• _WRITTEN REQUEST_
Please count the lines below that contain the word "научных", and reply with that number alone.
# start of DATA
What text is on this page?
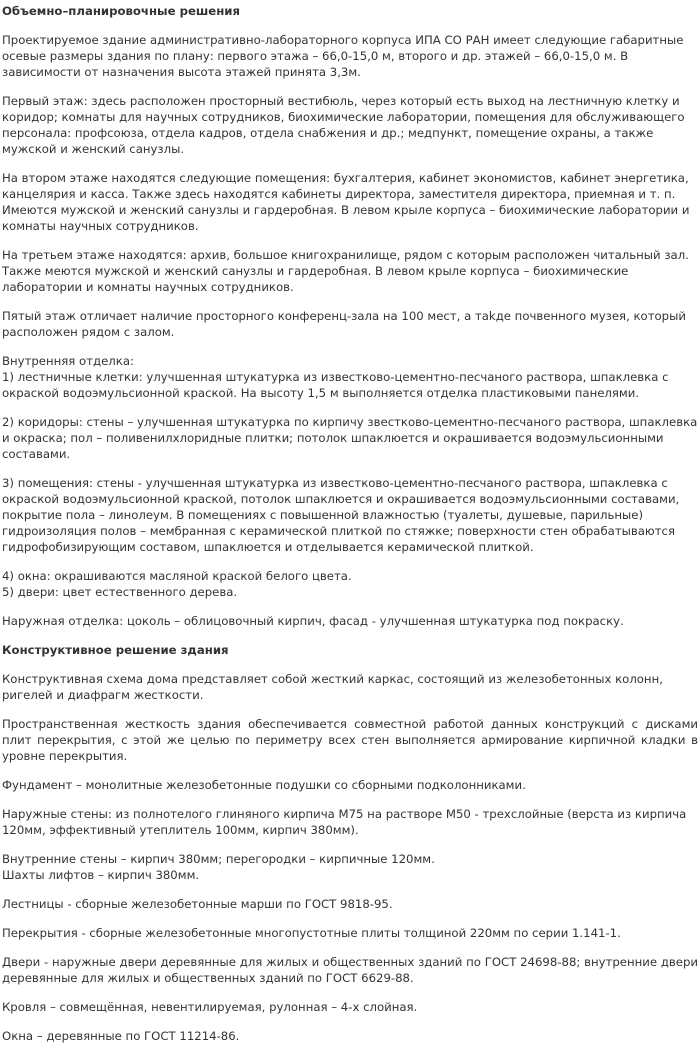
Объемно–планировочные решения
Проектируемое здание административно-лабораторного корпуса ИПА СО РАН имеет следующие габаритные осевые размеры здания по плану: первого этажа – 66,0-15,0 м, второго и др. этажей – 66,0-15,0 м. В зависимости от назначения высота этажей принята 3,3м.
Первый этаж: здесь расположен просторный вестибюль, через который есть выход на лестничную клетку и коридор; комнаты для научных сотрудников, биохимические лаборатории, помещения для обслуживающего персонала: профсоюза, отдела кадров, отдела снабжения и др.; медпункт, помещение охраны, а также мужской и женский санузлы.
На втором этаже находятся следующие помещения: бухгалтерия, кабинет экономистов, кабинет энергетика, канцелярия и касса. Также здесь находятся кабинеты директора, заместителя директора, приемная и т. п. Имеются мужской и женский санузлы и гардеробная. В левом крыле корпуса – биохимические лаборатории и комнаты научных сотрудников.
На третьем этаже находятся: архив, большое книгохранилище, рядом с которым расположен читальный зал. Также меются мужской и женский санузлы и гардеробная. В левом крыле корпуса – биохимические лаборатории и комнаты научных сотрудников.
Пятый этаж отличает наличие просторного конференц-зала на 100 мест, а таkде почвенного музея, который расположен рядом с залом.
Внутренняя отделка:
1) лестничные клетки: улучшенная штукатурка из известково-цементно-песчаного раствора, шпаклевка с окраской водоэмульсионной краской. На высоту 1,5 м выполняется отделка пластиковыми панелями.
2) коридоры: стены – улучшенная штукатурка по кирпичу звестково-цементно-песчаного раствора, шпаклевка и окраска; пол – поливенилхлоридные плитки; потолок шпаклюется и окрашивается водоэмульсионными составами.
3) помещения: стены - улучшенная штукатурка из известково-цементно-песчаного раствора, шпаклевка с окраской водоэмульсионной краской, потолок шпаклюется и окрашивается водоэмульсионными составами, покрытие пола – линолеум. В помещениях с повышенной влажностью (туалеты, душевые, парильные) гидроизоляция полов – мембранная с керамической плиткой по стяжке; поверхности стен обрабатываются гидрофобизирующим составом, шпаклюется и отделывается керамической плиткой.
4) окна: окрашиваются масляной краской белого цвета.
5) двери: цвет естественного дерева.
Наружная отделка: цоколь – облицовочный кирпич, фасад - улучшенная штукатурка под покраску.
Конструктивное решение здания
Конструктивная схема дома представляет собой жесткий каркас, состоящий из железобетонных колонн, ригелей и диафрагм жесткости.
Пространственная жесткость здания обеспечивается совместной работой данных конструкций с дисками плит перекрытия, с этой же целью по периметру всех стен выполняется армирование кирпичной кладки в уровне перекрытия.
Фундамент – монолитные железобетонные подушки со сборными подколонниками.
Наружные стены: из полнотелого глиняного кирпича М75 на растворе М50 - трехслойные (верста из кирпича 120мм, эффективный утеплитель 100мм, кирпич 380мм).
Внутренние стены – кирпич 380мм; перегородки – кирпичные 120мм.
Шахты лифтов – кирпич 380мм.
Лестницы - сборные железобетонные марши по ГОСТ 9818-95.
Перекрытия - сборные железобетонные многопустотные плиты толщиной 220мм по серии 1.141-1.
Двери - наружные двери деревянные для жилых и общественных зданий по ГОСТ 24698-88; внутренние двери деревянные для жилых и общественных зданий по ГОСТ 6629-88.
Кровля – совмещённая, невентилируемая, рулонная – 4-х слойная.
Окна – деревянные по ГОСТ 11214-86.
# end of DATA
• _ANSWER IN FULL_
3